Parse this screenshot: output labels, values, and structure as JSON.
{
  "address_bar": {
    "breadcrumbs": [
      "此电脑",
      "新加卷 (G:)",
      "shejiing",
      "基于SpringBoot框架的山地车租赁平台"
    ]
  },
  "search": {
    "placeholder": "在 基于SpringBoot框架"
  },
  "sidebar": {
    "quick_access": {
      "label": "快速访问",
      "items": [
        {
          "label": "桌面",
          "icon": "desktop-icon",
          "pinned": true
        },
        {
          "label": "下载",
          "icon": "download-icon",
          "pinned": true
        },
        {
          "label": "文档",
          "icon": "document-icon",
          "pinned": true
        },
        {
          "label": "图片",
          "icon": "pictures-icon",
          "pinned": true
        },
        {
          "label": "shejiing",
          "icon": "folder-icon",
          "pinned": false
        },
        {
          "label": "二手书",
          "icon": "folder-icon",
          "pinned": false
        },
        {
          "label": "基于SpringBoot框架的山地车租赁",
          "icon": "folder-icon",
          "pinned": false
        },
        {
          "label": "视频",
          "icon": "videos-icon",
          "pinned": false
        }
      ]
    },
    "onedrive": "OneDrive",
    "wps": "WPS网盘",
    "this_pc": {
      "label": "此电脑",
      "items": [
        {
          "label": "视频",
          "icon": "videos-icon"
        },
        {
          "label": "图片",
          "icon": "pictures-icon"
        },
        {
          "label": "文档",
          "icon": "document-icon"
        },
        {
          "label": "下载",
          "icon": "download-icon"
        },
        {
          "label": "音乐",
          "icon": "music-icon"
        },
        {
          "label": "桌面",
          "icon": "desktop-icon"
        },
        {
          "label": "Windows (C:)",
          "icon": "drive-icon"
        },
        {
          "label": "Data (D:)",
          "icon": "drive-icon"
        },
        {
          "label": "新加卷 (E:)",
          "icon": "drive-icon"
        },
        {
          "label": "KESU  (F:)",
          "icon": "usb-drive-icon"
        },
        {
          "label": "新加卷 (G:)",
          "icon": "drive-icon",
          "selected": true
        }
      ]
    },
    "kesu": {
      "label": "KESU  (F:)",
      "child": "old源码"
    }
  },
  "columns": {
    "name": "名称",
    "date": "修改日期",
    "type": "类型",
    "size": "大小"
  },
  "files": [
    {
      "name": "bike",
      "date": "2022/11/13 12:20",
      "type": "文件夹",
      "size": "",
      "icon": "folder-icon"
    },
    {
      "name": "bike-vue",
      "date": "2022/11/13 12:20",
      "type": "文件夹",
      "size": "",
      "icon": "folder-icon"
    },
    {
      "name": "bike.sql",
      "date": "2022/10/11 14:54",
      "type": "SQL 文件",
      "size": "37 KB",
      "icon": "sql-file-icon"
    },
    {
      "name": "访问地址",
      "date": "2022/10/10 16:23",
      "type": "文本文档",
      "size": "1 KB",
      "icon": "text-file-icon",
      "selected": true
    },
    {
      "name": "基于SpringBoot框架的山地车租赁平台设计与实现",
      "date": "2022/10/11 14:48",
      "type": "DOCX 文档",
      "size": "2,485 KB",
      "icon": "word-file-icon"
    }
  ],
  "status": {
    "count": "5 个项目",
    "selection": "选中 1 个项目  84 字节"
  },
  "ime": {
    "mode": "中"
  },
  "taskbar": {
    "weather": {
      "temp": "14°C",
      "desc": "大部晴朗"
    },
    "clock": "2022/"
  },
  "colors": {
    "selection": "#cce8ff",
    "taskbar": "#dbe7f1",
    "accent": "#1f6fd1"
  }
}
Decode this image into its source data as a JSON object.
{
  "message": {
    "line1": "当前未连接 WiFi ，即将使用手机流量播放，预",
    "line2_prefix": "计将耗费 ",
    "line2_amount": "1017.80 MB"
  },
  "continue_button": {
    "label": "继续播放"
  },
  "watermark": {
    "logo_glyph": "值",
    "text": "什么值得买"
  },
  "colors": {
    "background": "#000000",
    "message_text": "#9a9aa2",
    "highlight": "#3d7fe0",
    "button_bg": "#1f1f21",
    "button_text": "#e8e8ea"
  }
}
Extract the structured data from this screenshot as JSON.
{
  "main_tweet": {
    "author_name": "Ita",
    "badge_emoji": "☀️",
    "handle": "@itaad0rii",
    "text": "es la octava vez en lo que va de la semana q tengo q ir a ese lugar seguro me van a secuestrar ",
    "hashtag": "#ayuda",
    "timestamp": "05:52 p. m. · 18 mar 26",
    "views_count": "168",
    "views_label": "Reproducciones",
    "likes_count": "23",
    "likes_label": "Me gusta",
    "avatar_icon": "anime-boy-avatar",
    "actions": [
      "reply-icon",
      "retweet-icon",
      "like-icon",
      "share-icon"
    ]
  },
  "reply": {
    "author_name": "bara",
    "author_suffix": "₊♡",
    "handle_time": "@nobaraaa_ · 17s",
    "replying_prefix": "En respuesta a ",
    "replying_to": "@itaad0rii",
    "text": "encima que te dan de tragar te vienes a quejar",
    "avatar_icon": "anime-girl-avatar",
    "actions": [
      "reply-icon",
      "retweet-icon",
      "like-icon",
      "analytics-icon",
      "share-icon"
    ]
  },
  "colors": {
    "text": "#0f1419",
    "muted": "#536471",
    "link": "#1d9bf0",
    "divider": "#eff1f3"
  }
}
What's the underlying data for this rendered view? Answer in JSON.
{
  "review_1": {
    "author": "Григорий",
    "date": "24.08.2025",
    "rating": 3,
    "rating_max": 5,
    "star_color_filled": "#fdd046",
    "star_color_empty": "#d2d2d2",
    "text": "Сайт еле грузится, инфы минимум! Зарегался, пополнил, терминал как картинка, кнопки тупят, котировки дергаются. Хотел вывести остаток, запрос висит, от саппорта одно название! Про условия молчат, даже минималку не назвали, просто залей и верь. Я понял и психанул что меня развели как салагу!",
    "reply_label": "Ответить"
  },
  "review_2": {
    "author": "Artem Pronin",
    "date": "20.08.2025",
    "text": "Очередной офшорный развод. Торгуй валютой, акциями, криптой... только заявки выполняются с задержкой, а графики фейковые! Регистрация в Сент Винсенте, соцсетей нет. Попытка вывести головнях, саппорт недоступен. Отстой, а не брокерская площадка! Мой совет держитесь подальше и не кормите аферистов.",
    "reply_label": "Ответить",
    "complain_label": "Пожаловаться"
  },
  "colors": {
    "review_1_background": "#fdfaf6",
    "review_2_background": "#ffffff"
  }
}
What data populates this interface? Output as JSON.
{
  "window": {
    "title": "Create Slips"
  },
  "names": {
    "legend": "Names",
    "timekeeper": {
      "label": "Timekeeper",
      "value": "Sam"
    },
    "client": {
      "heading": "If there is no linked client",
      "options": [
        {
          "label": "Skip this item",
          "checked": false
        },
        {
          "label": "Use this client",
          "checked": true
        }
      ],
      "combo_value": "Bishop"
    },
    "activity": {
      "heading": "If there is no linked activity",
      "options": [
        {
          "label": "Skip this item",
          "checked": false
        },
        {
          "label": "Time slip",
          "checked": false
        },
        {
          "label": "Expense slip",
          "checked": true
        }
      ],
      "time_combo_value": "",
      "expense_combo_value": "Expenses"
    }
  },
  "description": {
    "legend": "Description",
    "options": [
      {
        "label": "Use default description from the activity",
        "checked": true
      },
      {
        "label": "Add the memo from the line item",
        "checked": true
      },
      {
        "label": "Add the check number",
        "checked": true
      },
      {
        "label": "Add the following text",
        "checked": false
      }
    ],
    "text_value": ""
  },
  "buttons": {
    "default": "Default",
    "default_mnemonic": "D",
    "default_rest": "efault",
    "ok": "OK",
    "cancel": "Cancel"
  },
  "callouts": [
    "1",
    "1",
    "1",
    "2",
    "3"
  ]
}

● **THE EXERCISE**
Show every line of the listing in which the string "there" can be found.

● **WRITTEN SOLUTION**
      "heading": "If there is no linked client",
      "heading": "If there is no linked activity",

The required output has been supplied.